Every line of the data must be copied exactly.
# DATA FOR THE TASK start
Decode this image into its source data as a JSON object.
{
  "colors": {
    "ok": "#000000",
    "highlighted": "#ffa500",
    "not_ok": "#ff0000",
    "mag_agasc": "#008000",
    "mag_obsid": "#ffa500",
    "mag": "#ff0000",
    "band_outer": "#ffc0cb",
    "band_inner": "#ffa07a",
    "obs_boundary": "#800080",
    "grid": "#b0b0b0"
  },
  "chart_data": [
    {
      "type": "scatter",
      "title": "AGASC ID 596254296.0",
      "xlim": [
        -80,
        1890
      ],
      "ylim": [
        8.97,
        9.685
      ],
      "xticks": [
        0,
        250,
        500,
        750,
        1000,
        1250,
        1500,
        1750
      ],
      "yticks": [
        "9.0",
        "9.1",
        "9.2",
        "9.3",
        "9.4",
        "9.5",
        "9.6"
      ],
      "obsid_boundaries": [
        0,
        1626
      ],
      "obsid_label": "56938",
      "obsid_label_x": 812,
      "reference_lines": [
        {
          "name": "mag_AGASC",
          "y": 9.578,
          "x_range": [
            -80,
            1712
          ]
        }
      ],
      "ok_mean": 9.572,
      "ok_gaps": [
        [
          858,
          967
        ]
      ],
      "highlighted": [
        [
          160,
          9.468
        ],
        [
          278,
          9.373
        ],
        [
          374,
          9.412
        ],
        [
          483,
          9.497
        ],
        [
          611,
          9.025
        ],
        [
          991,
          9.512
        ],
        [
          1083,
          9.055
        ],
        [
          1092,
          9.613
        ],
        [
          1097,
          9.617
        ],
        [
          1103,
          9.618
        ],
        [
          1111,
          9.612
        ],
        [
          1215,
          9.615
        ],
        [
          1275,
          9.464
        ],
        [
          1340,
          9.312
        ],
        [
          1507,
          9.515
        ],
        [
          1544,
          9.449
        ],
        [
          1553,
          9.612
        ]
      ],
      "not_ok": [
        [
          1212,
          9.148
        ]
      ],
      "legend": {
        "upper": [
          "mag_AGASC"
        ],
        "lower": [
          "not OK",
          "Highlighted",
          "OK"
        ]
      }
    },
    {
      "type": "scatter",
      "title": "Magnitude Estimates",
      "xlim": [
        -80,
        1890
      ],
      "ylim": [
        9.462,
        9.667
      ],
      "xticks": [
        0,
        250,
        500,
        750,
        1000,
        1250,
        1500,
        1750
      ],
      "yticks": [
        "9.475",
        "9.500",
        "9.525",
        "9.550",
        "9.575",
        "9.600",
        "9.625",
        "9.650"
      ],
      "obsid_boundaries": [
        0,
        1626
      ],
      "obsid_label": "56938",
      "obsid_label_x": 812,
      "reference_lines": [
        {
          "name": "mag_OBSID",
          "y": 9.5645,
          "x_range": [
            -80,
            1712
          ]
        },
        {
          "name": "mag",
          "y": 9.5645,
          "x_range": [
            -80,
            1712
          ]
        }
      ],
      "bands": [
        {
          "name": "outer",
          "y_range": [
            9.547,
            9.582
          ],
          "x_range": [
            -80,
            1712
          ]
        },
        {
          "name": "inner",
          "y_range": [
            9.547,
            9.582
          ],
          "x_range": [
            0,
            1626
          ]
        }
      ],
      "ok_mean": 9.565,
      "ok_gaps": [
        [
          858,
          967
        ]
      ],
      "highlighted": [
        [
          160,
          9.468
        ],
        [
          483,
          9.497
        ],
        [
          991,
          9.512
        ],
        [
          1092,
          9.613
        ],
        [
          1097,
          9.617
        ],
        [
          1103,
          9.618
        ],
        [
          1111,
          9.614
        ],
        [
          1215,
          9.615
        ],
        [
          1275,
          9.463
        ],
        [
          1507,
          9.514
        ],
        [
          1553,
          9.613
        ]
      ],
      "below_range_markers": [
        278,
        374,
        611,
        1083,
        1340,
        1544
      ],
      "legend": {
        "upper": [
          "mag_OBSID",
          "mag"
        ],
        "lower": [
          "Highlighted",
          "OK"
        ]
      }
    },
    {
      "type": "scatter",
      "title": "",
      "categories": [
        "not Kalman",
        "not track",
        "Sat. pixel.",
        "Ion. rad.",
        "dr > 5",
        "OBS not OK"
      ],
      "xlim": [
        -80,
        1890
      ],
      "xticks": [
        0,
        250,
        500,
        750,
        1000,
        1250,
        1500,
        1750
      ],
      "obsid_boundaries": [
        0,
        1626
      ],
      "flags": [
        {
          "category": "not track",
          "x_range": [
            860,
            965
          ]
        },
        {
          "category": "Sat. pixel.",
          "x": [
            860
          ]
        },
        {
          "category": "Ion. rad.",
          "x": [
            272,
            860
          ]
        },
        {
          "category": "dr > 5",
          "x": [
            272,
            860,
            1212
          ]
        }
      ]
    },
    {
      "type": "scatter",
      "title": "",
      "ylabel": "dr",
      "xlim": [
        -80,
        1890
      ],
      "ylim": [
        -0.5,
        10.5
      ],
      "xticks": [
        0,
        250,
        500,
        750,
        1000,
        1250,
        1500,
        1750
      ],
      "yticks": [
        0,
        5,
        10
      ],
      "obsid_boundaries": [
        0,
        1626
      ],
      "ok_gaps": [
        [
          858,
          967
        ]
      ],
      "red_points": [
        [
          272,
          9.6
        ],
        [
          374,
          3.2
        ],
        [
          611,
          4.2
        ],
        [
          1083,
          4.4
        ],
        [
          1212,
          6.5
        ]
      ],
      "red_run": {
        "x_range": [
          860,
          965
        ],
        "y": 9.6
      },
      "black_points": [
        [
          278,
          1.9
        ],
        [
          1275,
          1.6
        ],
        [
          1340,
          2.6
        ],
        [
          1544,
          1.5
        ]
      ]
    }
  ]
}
# DATA FOR THE TASK end
> _ANSWER_
Decode this image into its source data as a JSON object.
{
  "colors": {
    "ok": "#000000",
    "highlighted": "#ffa500",
    "not_ok": "#ff0000",
    "mag_agasc": "#008000",
    "mag_obsid": "#ffa500",
    "mag": "#ff0000",
    "band_outer": "#ffc0cb",
    "band_inner": "#ffa07a",
    "obs_boundary": "#800080",
    "grid": "#b0b0b0"
  },
  "chart_data": [
    {
      "type": "scatter",
      "title": "AGASC ID 596254296.0",
      "xlim": [
        -80,
        1890
      ],
      "ylim": [
        8.97,
        9.685
      ],
      "xticks": [
        0,
        250,
        500,
        750,
        1000,
        1250,
        1500,
        1750
      ],
      "yticks": [
        "9.0",
        "9.1",
        "9.2",
        "9.3",
        "9.4",
        "9.5",
        "9.6"
      ],
      "obsid_boundaries": [
        0,
        1626
      ],
      "obsid_label": "56938",
      "obsid_label_x": 812,
      "reference_lines": [
        {
          "name": "mag_AGASC",
          "y": 9.578,
          "x_range": [
            -80,
            1712
          ]
        }
      ],
      "ok_mean": 9.572,
      "ok_gaps": [
        [
          858,
          967
        ]
      ],
      "highlighted": [
        [
          160,
          9.468
        ],
        [
          278,
          9.373
        ],
        [
          374,
          9.412
        ],
        [
          483,
          9.497
        ],
        [
          611,
          9.025
        ],
        [
          991,
          9.512
        ],
        [
          1083,
          9.055
        ],
        [
          1092,
          9.613
        ],
        [
          1097,
          9.617
        ],
        [
          1103,
          9.618
        ],
        [
          1111,
          9.612
        ],
        [
          1215,
          9.615
        ],
        [
          1275,
          9.464
        ],
        [
          1340,
          9.312
        ],
        [
          1507,
          9.515
        ],
        [
          1544,
          9.449
        ],
        [
          1553,
          9.612
        ]
      ],
      "not_ok": [
        [
          1212,
          9.148
        ]
      ],
      "legend": {
        "upper": [
          "mag_AGASC"
        ],
        "lower": [
          "not OK",
          "Highlighted",
          "OK"
        ]
      }
    },
    {
      "type": "scatter",
      "title": "Magnitude Estimates",
      "xlim": [
        -80,
        1890
      ],
      "ylim": [
        9.462,
        9.667
      ],
      "xticks": [
        0,
        250,
        500,
        750,
        1000,
        1250,
        1500,
        1750
      ],
      "yticks": [
        "9.475",
        "9.500",
        "9.525",
        "9.550",
        "9.575",
        "9.600",
        "9.625",
        "9.650"
      ],
      "obsid_boundaries": [
        0,
        1626
      ],
      "obsid_label": "56938",
      "obsid_label_x": 812,
      "reference_lines": [
        {
          "name": "mag_OBSID",
          "y": 9.5645,
          "x_range": [
            -80,
            1712
          ]
        },
        {
          "name": "mag",
          "y": 9.5645,
          "x_range": [
            -80,
            1712
          ]
        }
      ],
      "bands": [
        {
          "name": "outer",
          "y_range": [
            9.547,
            9.582
          ],
          "x_range": [
            -80,
            1712
          ]
        },
        {
          "name": "inner",
          "y_range": [
            9.547,
            9.582
          ],
          "x_range": [
            0,
            1626
          ]
        }
      ],
      "ok_mean": 9.565,
      "ok_gaps": [
        [
          858,
          967
        ]
      ],
      "highlighted": [
        [
          160,
          9.468
        ],
        [
          483,
          9.497
        ],
        [
          991,
          9.512
        ],
        [
          1092,
          9.613
        ],
        [
          1097,
          9.617
        ],
        [
          1103,
          9.618
        ],
        [
          1111,
          9.614
        ],
        [
          1215,
          9.615
        ],
        [
          1275,
          9.463
        ],
        [
          1507,
          9.514
        ],
        [
          1553,
          9.613
        ]
      ],
      "below_range_markers": [
        278,
        374,
        611,
        1083,
        1340,
        1544
      ],
      "legend": {
        "upper": [
          "mag_OBSID",
          "mag"
        ],
        "lower": [
          "Highlighted",
          "OK"
        ]
      }
    },
    {
      "type": "scatter",
      "title": "",
      "categories": [
        "not Kalman",
        "not track",
        "Sat. pixel.",
        "Ion. rad.",
        "dr > 5",
        "OBS not OK"
      ],
      "xlim": [
        -80,
        1890
      ],
      "xticks": [
        0,
        250,
        500,
        750,
        1000,
        1250,
        1500,
        1750
      ],
      "obsid_boundaries": [
        0,
        1626
      ],
      "flags": [
        {
          "category": "not track",
          "x_range": [
            860,
            965
          ]
        },
        {
          "category": "Sat. pixel.",
          "x": [
            860
          ]
        },
        {
          "category": "Ion. rad.",
          "x": [
            272,
            860
          ]
        },
        {
          "category": "dr > 5",
          "x": [
            272,
            860,
            1212
          ]
        }
      ]
    },
    {
      "type": "scatter",
      "title": "",
      "ylabel": "dr",
      "xlim": [
        -80,
        1890
      ],
      "ylim": [
        -0.5,
        10.5
      ],
      "xticks": [
        0,
        250,
        500,
        750,
        1000,
        1250,
        1500,
        1750
      ],
      "yticks": [
        0,
        5,
        10
      ],
      "obsid_boundaries": [
        0,
        1626
      ],
      "ok_gaps": [
        [
          858,
          967
        ]
      ],
      "red_points": [
        [
          272,
          9.6
        ],
        [
          374,
          3.2
        ],
        [
          611,
          4.2
        ],
        [
          1083,
          4.4
        ],
        [
          1212,
          6.5
        ]
      ],
      "red_run": {
        "x_range": [
          860,
          965
        ],
        "y": 9.6
      },
      "black_points": [
        [
          278,
          1.9
        ],
        [
          1275,
          1.6
        ],
        [
          1340,
          2.6
        ],
        [
          1544,
          1.5
        ]
      ]
    }
  ]
}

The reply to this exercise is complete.